(Data entries)
..........
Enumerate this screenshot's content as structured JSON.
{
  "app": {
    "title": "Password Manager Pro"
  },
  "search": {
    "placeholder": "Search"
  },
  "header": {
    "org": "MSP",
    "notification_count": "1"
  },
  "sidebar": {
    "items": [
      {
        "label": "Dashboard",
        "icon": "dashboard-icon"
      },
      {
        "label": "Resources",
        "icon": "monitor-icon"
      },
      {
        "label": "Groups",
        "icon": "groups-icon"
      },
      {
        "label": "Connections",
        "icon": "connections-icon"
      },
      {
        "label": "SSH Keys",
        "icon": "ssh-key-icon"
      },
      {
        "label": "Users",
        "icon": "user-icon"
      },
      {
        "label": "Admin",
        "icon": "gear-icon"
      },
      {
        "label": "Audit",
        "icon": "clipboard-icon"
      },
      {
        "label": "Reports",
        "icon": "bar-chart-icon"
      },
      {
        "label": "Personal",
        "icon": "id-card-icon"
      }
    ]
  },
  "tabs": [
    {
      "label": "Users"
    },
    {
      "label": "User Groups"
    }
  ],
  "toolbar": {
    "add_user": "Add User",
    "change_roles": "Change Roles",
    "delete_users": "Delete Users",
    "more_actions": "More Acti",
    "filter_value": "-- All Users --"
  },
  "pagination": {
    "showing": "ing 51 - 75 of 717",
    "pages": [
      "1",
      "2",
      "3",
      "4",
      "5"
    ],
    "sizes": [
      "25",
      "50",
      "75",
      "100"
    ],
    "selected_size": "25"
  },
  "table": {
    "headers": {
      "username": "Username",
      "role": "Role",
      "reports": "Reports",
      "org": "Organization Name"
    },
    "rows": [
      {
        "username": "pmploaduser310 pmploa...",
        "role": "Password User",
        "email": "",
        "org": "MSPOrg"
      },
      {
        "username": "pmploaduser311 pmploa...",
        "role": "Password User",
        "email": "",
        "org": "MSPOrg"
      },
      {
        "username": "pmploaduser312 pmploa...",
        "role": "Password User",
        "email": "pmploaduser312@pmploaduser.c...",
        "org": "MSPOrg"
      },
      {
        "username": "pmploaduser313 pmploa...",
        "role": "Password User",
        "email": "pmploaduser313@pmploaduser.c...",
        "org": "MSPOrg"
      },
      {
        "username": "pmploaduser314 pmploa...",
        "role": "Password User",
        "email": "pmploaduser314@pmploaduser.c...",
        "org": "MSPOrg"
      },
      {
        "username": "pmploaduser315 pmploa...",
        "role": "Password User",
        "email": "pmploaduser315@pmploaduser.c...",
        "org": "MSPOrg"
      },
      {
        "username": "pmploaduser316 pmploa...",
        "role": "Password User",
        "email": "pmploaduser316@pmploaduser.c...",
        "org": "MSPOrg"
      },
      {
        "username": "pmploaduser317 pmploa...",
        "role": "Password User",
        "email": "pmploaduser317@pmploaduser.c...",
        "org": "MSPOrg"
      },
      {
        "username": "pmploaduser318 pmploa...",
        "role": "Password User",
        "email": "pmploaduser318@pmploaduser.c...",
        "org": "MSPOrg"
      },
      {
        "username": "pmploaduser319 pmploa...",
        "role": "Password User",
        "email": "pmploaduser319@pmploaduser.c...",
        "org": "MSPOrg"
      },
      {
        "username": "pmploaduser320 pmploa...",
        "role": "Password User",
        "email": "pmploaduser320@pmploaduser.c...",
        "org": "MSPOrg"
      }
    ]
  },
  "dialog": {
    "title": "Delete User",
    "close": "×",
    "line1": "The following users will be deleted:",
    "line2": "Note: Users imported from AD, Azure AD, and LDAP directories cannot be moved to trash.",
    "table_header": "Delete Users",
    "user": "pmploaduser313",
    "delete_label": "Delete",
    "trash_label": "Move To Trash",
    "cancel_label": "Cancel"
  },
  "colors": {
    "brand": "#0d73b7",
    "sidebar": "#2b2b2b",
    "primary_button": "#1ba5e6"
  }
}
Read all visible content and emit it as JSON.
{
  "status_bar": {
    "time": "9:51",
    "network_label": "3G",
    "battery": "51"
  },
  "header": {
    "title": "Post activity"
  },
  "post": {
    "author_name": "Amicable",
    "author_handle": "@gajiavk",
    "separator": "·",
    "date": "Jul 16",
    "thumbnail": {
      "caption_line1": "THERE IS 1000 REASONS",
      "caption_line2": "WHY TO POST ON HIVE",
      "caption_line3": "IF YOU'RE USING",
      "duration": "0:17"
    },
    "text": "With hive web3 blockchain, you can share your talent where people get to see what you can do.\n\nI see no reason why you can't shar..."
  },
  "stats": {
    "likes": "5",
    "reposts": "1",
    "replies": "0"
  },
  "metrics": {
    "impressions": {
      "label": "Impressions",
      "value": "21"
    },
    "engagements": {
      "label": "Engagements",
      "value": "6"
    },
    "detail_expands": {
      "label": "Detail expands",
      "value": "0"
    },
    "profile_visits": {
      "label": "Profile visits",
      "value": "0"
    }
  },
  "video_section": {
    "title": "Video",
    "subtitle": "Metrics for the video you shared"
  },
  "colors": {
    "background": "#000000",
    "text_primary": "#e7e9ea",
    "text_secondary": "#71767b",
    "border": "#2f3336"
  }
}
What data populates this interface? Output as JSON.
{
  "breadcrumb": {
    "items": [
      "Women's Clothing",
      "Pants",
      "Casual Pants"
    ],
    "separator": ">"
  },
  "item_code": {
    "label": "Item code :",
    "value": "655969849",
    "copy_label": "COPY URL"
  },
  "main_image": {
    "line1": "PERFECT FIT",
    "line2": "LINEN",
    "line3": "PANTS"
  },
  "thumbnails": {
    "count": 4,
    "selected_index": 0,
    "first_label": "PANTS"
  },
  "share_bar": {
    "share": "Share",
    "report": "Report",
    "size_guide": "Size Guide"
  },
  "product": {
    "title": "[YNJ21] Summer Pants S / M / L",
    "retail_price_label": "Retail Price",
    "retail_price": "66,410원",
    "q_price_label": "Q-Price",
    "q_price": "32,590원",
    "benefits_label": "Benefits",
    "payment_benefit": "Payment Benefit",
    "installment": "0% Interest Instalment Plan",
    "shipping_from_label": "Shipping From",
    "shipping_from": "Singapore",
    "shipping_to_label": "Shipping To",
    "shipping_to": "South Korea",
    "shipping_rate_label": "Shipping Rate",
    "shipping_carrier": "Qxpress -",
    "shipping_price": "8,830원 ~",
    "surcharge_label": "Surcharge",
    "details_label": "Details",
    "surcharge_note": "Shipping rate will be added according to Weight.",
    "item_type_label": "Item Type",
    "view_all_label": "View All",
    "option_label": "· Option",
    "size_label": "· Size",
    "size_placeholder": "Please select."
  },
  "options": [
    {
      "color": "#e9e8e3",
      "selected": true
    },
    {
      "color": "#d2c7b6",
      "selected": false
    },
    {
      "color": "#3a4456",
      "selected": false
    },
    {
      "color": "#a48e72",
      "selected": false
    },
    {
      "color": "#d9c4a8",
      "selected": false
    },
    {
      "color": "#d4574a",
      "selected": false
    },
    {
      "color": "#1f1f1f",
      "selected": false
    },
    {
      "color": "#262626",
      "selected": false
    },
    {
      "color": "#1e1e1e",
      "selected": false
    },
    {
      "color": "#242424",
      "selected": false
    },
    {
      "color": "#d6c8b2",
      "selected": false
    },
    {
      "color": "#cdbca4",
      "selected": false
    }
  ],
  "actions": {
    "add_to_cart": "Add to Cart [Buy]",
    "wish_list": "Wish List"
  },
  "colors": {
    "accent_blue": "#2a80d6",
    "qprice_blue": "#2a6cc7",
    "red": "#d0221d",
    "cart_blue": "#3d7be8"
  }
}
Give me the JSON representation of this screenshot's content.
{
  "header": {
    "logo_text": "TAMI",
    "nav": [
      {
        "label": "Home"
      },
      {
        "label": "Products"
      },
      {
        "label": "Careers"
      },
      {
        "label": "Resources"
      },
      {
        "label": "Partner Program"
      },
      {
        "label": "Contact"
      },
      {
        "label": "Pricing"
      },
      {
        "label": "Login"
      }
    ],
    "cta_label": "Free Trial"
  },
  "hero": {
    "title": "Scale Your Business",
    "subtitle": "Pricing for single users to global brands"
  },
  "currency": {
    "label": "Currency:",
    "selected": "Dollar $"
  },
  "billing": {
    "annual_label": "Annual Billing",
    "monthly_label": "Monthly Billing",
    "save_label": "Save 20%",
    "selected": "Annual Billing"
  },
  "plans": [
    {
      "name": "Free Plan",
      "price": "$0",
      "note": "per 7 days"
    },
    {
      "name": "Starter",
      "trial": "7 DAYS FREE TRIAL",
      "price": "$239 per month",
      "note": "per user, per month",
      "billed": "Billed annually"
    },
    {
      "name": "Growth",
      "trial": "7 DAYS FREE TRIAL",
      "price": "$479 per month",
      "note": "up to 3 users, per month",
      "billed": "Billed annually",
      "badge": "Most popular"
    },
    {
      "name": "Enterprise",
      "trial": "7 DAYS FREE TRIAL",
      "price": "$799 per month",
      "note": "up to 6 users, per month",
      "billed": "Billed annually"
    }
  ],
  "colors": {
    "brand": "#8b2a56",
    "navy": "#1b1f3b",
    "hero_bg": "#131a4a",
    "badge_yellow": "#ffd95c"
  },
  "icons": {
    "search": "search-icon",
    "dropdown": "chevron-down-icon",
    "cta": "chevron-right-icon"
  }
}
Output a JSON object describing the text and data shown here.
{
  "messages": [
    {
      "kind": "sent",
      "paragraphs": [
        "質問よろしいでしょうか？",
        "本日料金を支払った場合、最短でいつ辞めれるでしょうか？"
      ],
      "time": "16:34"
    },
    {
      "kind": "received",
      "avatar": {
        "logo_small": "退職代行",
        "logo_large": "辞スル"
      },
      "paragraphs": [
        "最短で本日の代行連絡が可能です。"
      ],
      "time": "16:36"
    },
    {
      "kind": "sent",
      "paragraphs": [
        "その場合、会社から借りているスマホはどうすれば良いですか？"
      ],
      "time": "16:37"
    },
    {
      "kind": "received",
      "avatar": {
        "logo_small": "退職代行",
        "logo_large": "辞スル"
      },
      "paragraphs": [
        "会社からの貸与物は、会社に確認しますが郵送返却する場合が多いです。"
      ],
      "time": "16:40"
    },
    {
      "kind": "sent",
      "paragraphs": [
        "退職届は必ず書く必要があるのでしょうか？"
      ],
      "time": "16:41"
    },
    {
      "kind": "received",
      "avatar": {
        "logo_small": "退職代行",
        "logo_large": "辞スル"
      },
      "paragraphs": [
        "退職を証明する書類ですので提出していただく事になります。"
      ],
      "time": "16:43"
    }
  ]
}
..........
__The request__
Count every line of the records that holds the string "screenshot". Write only the total.

__The response__
2